* Short task
Without the pictures, repeat the listing character for character.

---

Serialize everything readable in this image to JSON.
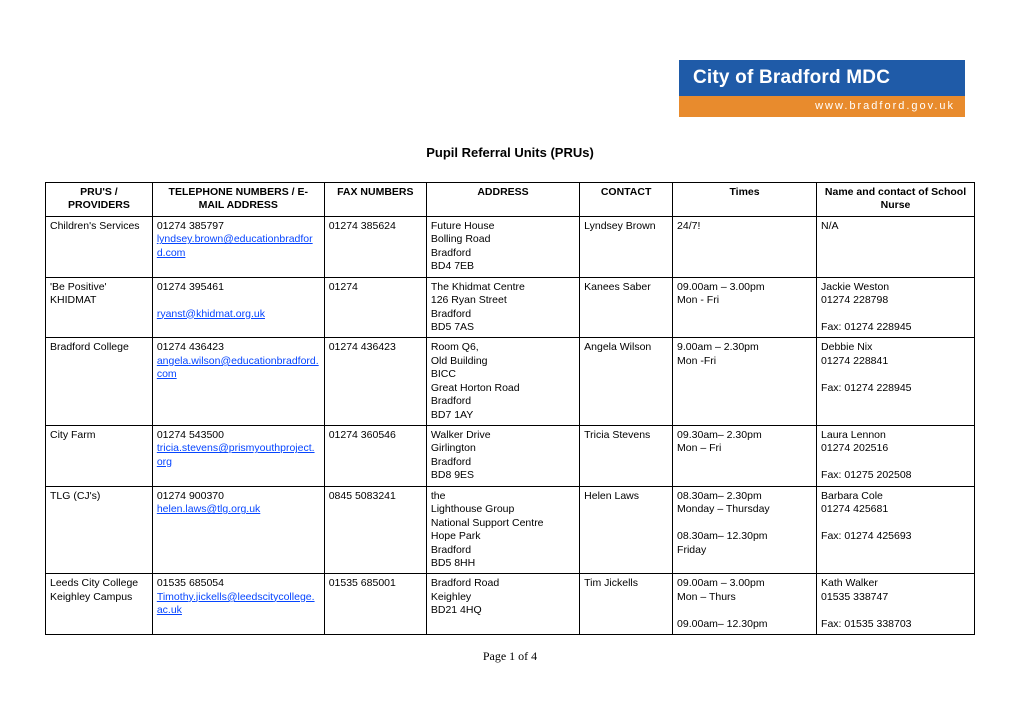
{
  "logo": {
    "line1": "City of Bradford MDC",
    "line2": "www.bradford.gov.uk"
  },
  "title": "Pupil Referral Units (PRUs)",
  "columns": [
    "PRU'S / PROVIDERS",
    "TELEPHONE NUMBERS / E-MAIL ADDRESS",
    "FAX NUMBERS",
    "ADDRESS",
    "CONTACT",
    "Times",
    "Name and contact of School Nurse"
  ],
  "rows": [
    {
      "provider": "Children's Services",
      "tel": "01274 385797",
      "email": "lyndsey.brown@educationbradford.com",
      "fax": "01274 385624",
      "address": [
        "Future House",
        "Bolling Road",
        "Bradford",
        "BD4 7EB"
      ],
      "contact": "Lyndsey Brown",
      "times": [
        "24/7!"
      ],
      "nurse": [
        "N/A"
      ]
    },
    {
      "provider": "'Be Positive' KHIDMAT",
      "tel": "01274 395461",
      "email": "ryanst@khidmat.org.uk",
      "email_gap_before": true,
      "fax": "01274",
      "address": [
        "The Khidmat Centre",
        "126 Ryan Street",
        "Bradford",
        "BD5 7AS"
      ],
      "contact": "Kanees Saber",
      "times": [
        "09.00am – 3.00pm",
        "Mon - Fri"
      ],
      "nurse": [
        "Jackie Weston",
        "01274 228798"
      ],
      "nurse_fax": "Fax: 01274 228945"
    },
    {
      "provider": "Bradford College",
      "tel": "01274 436423",
      "email": "angela.wilson@educationbradford.com",
      "fax": "01274 436423",
      "address": [
        "Room Q6,",
        "Old Building",
        "BICC",
        "Great Horton Road",
        "Bradford",
        "BD7 1AY"
      ],
      "contact": "Angela Wilson",
      "times": [
        "9.00am – 2.30pm",
        "Mon -Fri"
      ],
      "nurse": [
        "Debbie Nix",
        "01274 228841"
      ],
      "nurse_fax": "Fax: 01274 228945"
    },
    {
      "provider": "City Farm",
      "tel": "01274 543500",
      "email": "tricia.stevens@prismyouthproject.org",
      "fax": "01274 360546",
      "address": [
        "Walker Drive",
        "Girlington",
        "Bradford",
        "BD8 9ES"
      ],
      "contact": "Tricia Stevens",
      "times": [
        "09.30am– 2.30pm",
        "Mon – Fri"
      ],
      "nurse": [
        "Laura Lennon",
        "01274 202516"
      ],
      "nurse_fax": "Fax: 01275 202508"
    },
    {
      "provider": "TLG (CJ's)",
      "tel": "01274 900370",
      "email": "helen.laws@tlg.org.uk",
      "fax": "0845 5083241",
      "address": [
        "the",
        "Lighthouse Group",
        "National Support Centre",
        "Hope Park",
        "Bradford",
        "BD5 8HH"
      ],
      "contact": "Helen Laws",
      "times": [
        "08.30am– 2.30pm",
        "Monday – Thursday",
        "",
        "08.30am– 12.30pm",
        "Friday"
      ],
      "nurse": [
        "Barbara Cole",
        "01274 425681"
      ],
      "nurse_fax": "Fax: 01274 425693"
    },
    {
      "provider": "Leeds City College Keighley Campus",
      "tel": "01535 685054",
      "email": "Timothy.jickells@leedscitycollege.ac.uk",
      "fax": "01535 685001",
      "address": [
        "Bradford Road",
        "Keighley",
        "BD21 4HQ"
      ],
      "contact": "Tim Jickells",
      "times": [
        "09.00am – 3.00pm",
        "Mon – Thurs",
        "",
        "09.00am– 12.30pm"
      ],
      "nurse": [
        "Kath Walker",
        "01535 338747"
      ],
      "nurse_fax": "Fax:  01535 338703"
    }
  ],
  "footer": "Page 1 of 4"
}
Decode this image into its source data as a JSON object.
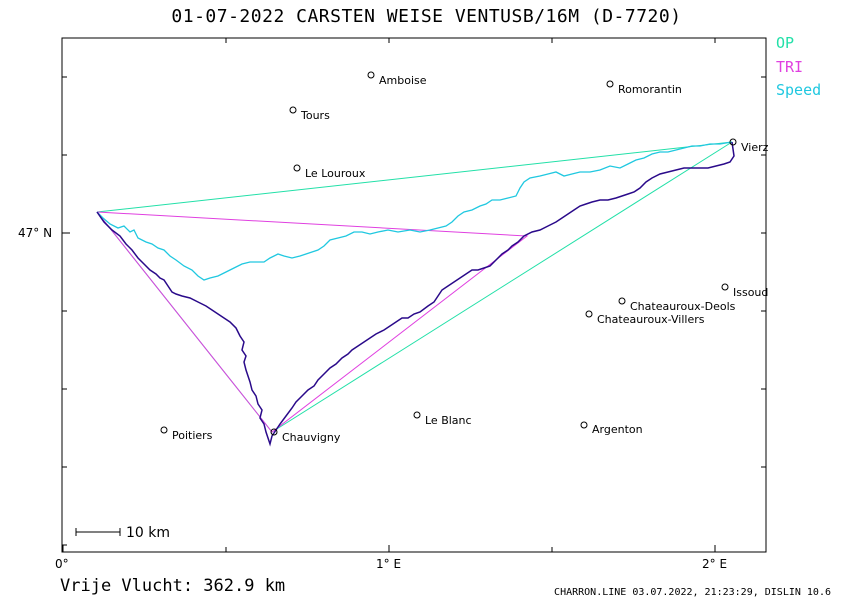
{
  "header": {
    "title": "01-07-2022   CARSTEN WEISE   VENTUSB/16M (D-7720)"
  },
  "legend": {
    "items": [
      {
        "label": "OP",
        "color": "#22e0a8"
      },
      {
        "label": "TRI",
        "color": "#e040e0"
      },
      {
        "label": "Speed",
        "color": "#20c8e0"
      }
    ]
  },
  "axes": {
    "lat_label": "47° N",
    "lon_labels": [
      "0°",
      "1° E",
      "2° E"
    ]
  },
  "scale_bar": {
    "label": "10  km"
  },
  "places": [
    {
      "name": "Amboise"
    },
    {
      "name": "Romorantin"
    },
    {
      "name": "Tours"
    },
    {
      "name": "Vierz"
    },
    {
      "name": "Le Louroux"
    },
    {
      "name": "Issoud"
    },
    {
      "name": "Chateauroux-Deols"
    },
    {
      "name": "Chateauroux-Villers"
    },
    {
      "name": "Le Blanc"
    },
    {
      "name": "Poitiers"
    },
    {
      "name": "Chauvigny"
    },
    {
      "name": "Argenton"
    }
  ],
  "footer": {
    "distance_label": "Vrije Vlucht:  362.9 km",
    "credits": "CHARRON.LINE 03.07.2022, 21:23:29, DISLIN 10.6"
  },
  "colors": {
    "track": "#2a0a8a",
    "track_cyan": "#20c8e0",
    "op": "#22e0a8",
    "tri": "#e040e0"
  }
}
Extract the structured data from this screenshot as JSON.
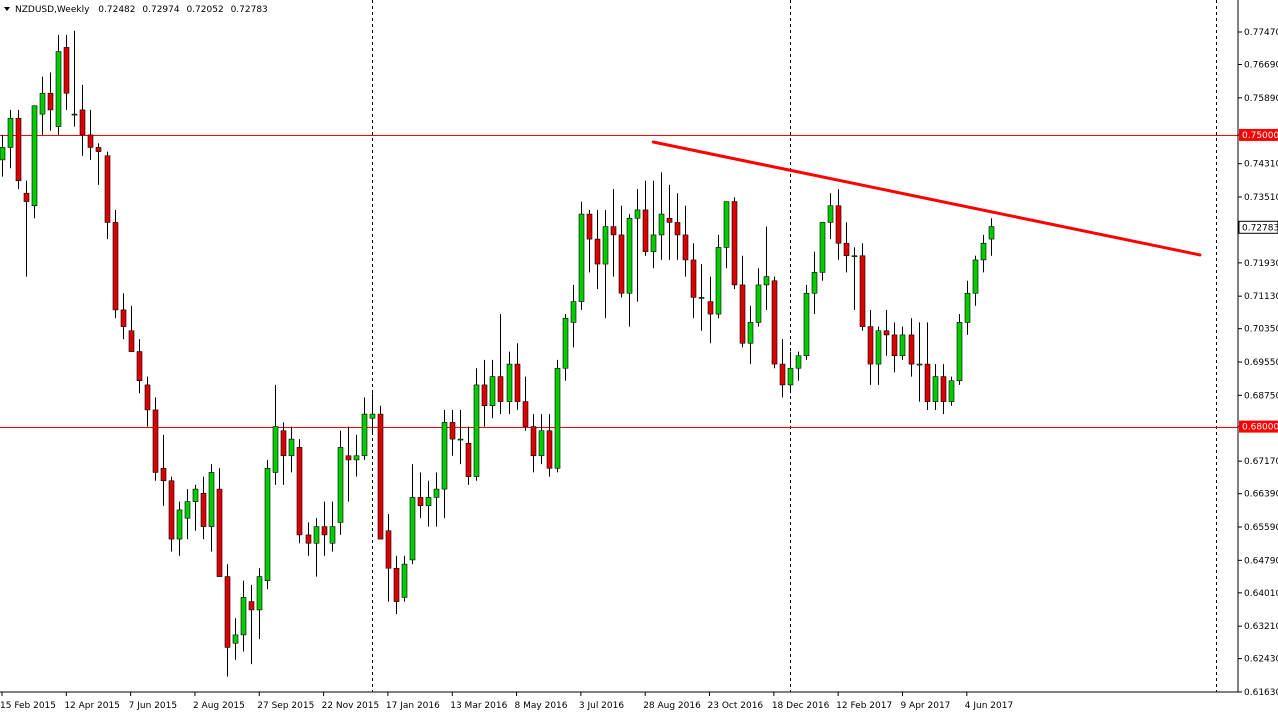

---

* Exercise answer
Serialize everything readable in this image to JSON.
{
  "logo": {
    "line1": "City of Bradford MDC",
    "line2": "www.bradford.gov.uk"
  },
  "title": "Pupil Referral Units (PRUs)",
  "columns": [
    "PRU'S / PROVIDERS",
    "TELEPHONE NUMBERS / E-MAIL ADDRESS",
    "FAX NUMBERS",
    "ADDRESS",
    "CONTACT",
    "Times",
    "Name and contact of School Nurse"
  ],
  "rows": [
    {
      "provider": "Children's Services",
      "tel": "01274 385797",
      "email": "lyndsey.brown@educationbradford.com",
      "fax": "01274 385624",
      "address": [
        "Future House",
        "Bolling Road",
        "Bradford",
        "BD4 7EB"
      ],
      "contact": "Lyndsey Brown",
      "times": [
        "24/7!"
      ],
      "nurse": [
        "N/A"
      ]
    },
    {
      "provider": "'Be Positive' KHIDMAT",
      "tel": "01274 395461",
      "email": "ryanst@khidmat.org.uk",
      "email_gap_before": true,
      "fax": "01274",
      "address": [
        "The Khidmat Centre",
        "126 Ryan Street",
        "Bradford",
        "BD5 7AS"
      ],
      "contact": "Kanees Saber",
      "times": [
        "09.00am – 3.00pm",
        "Mon - Fri"
      ],
      "nurse": [
        "Jackie Weston",
        "01274 228798"
      ],
      "nurse_fax": "Fax: 01274 228945"
    },
    {
      "provider": "Bradford College",
      "tel": "01274 436423",
      "email": "angela.wilson@educationbradford.com",
      "fax": "01274 436423",
      "address": [
        "Room Q6,",
        "Old Building",
        "BICC",
        "Great Horton Road",
        "Bradford",
        "BD7 1AY"
      ],
      "contact": "Angela Wilson",
      "times": [
        "9.00am – 2.30pm",
        "Mon -Fri"
      ],
      "nurse": [
        "Debbie Nix",
        "01274 228841"
      ],
      "nurse_fax": "Fax: 01274 228945"
    },
    {
      "provider": "City Farm",
      "tel": "01274 543500",
      "email": "tricia.stevens@prismyouthproject.org",
      "fax": "01274 360546",
      "address": [
        "Walker Drive",
        "Girlington",
        "Bradford",
        "BD8 9ES"
      ],
      "contact": "Tricia Stevens",
      "times": [
        "09.30am– 2.30pm",
        "Mon – Fri"
      ],
      "nurse": [
        "Laura Lennon",
        "01274 202516"
      ],
      "nurse_fax": "Fax: 01275 202508"
    },
    {
      "provider": "TLG (CJ's)",
      "tel": "01274 900370",
      "email": "helen.laws@tlg.org.uk",
      "fax": "0845 5083241",
      "address": [
        "the",
        "Lighthouse Group",
        "National Support Centre",
        "Hope Park",
        "Bradford",
        "BD5 8HH"
      ],
      "contact": "Helen Laws",
      "times": [
        "08.30am– 2.30pm",
        "Monday – Thursday",
        "",
        "08.30am– 12.30pm",
        "Friday"
      ],
      "nurse": [
        "Barbara Cole",
        "01274 425681"
      ],
      "nurse_fax": "Fax: 01274 425693"
    },
    {
      "provider": "Leeds City College Keighley Campus",
      "tel": "01535 685054",
      "email": "Timothy.jickells@leedscitycollege.ac.uk",
      "fax": "01535 685001",
      "address": [
        "Bradford Road",
        "Keighley",
        "BD21 4HQ"
      ],
      "contact": "Tim Jickells",
      "times": [
        "09.00am – 3.00pm",
        "Mon – Thurs",
        "",
        "09.00am– 12.30pm"
      ],
      "nurse": [
        "Kath Walker",
        "01535 338747"
      ],
      "nurse_fax": "Fax:  01535 338703"
    }
  ],
  "footer": "Page 1 of 4"
}
Decode this image into its source data as a JSON object.
{
  "header": {
    "title": "01-07-2022   CARSTEN WEISE   VENTUSB/16M (D-7720)"
  },
  "legend": {
    "items": [
      {
        "label": "OP",
        "color": "#22e0a8"
      },
      {
        "label": "TRI",
        "color": "#e040e0"
      },
      {
        "label": "Speed",
        "color": "#20c8e0"
      }
    ]
  },
  "axes": {
    "lat_label": "47° N",
    "lon_labels": [
      "0°",
      "1° E",
      "2° E"
    ]
  },
  "scale_bar": {
    "label": "10  km"
  },
  "places": [
    {
      "name": "Amboise"
    },
    {
      "name": "Romorantin"
    },
    {
      "name": "Tours"
    },
    {
      "name": "Vierz"
    },
    {
      "name": "Le Louroux"
    },
    {
      "name": "Issoud"
    },
    {
      "name": "Chateauroux-Deols"
    },
    {
      "name": "Chateauroux-Villers"
    },
    {
      "name": "Le Blanc"
    },
    {
      "name": "Poitiers"
    },
    {
      "name": "Chauvigny"
    },
    {
      "name": "Argenton"
    }
  ],
  "footer": {
    "distance_label": "Vrije Vlucht:  362.9 km",
    "credits": "CHARRON.LINE 03.07.2022, 21:23:29, DISLIN 10.6"
  },
  "colors": {
    "track": "#2a0a8a",
    "track_cyan": "#20c8e0",
    "op": "#22e0a8",
    "tri": "#e040e0"
  }
}
Extract the structured data from this screenshot as JSON.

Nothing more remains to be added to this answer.